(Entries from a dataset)
※

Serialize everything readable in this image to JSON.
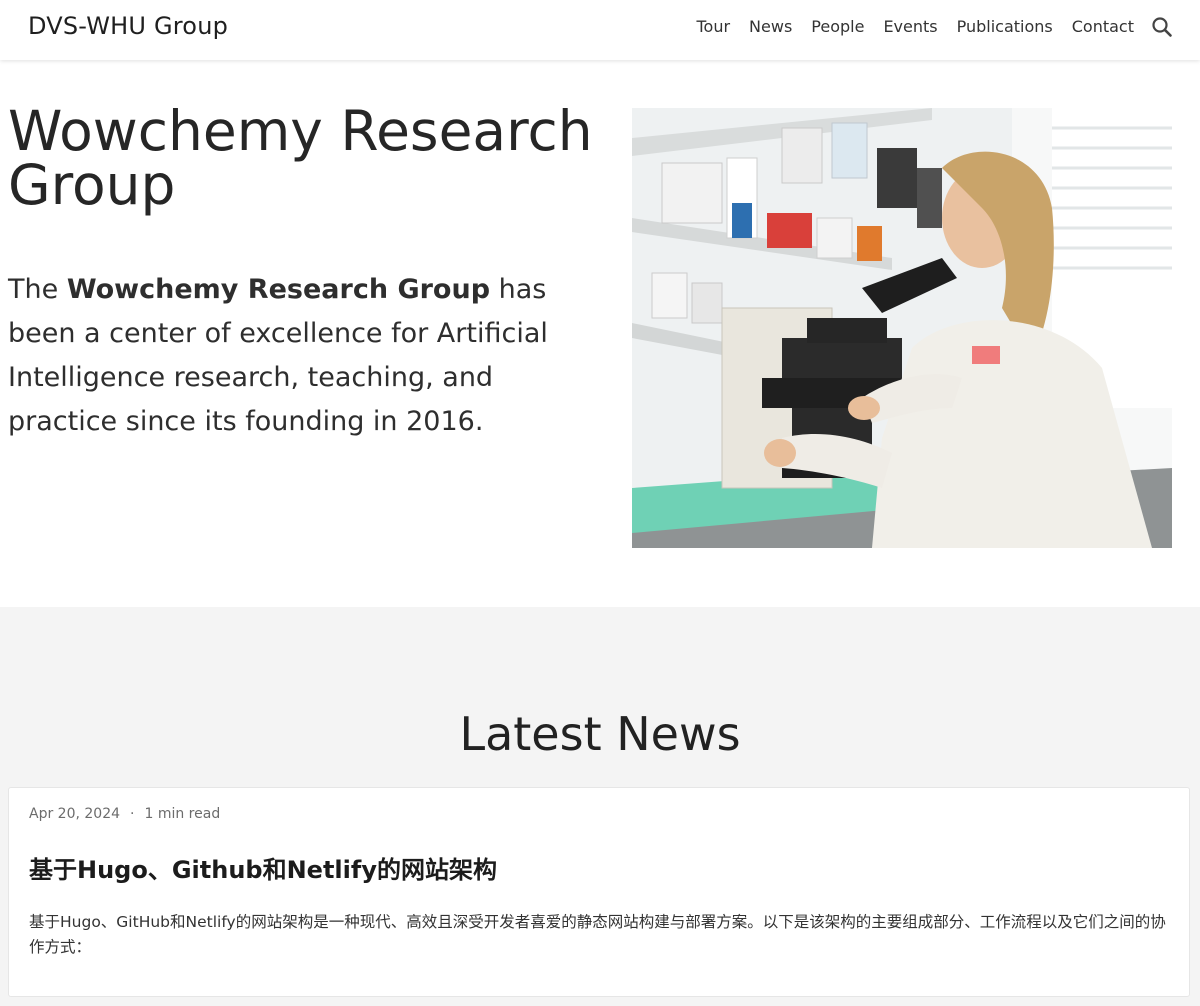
{
  "navbar": {
    "brand": "DVS-WHU Group",
    "items": [
      {
        "label": "Tour"
      },
      {
        "label": "News"
      },
      {
        "label": "People"
      },
      {
        "label": "Events"
      },
      {
        "label": "Publications"
      },
      {
        "label": "Contact"
      }
    ],
    "search_icon": "search-icon"
  },
  "hero": {
    "title": "Wowchemy Research Group",
    "text_before": "The ",
    "text_bold": "Wowchemy Research Group",
    "text_after": " has been a center of excellence for Artificial Intelligence research, teaching, and practice since its founding in 2016.",
    "image_icon": "lab-scientist-microscope-photo"
  },
  "news": {
    "heading": "Latest News",
    "post": {
      "date": "Apr 20, 2024",
      "separator": "·",
      "read_time": "1 min read",
      "title": "基于Hugo、Github和Netlify的网站架构",
      "summary": "基于Hugo、GitHub和Netlify的网站架构是一种现代、高效且深受开发者喜爱的静态网站构建与部署方案。以下是该架构的主要组成部分、工作流程以及它们之间的协作方式："
    }
  },
  "colors": {
    "nav_bg": "#ffffff",
    "section_bg": "#f4f4f4",
    "text": "#2b2b2b"
  }
}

※

#### Written instruction
Return every line above that contains the word "title".

#### Response to the exercise
    "title": "Wowchemy Research Group",
      "title": "基于Hugo、Github和Netlify的网站架构",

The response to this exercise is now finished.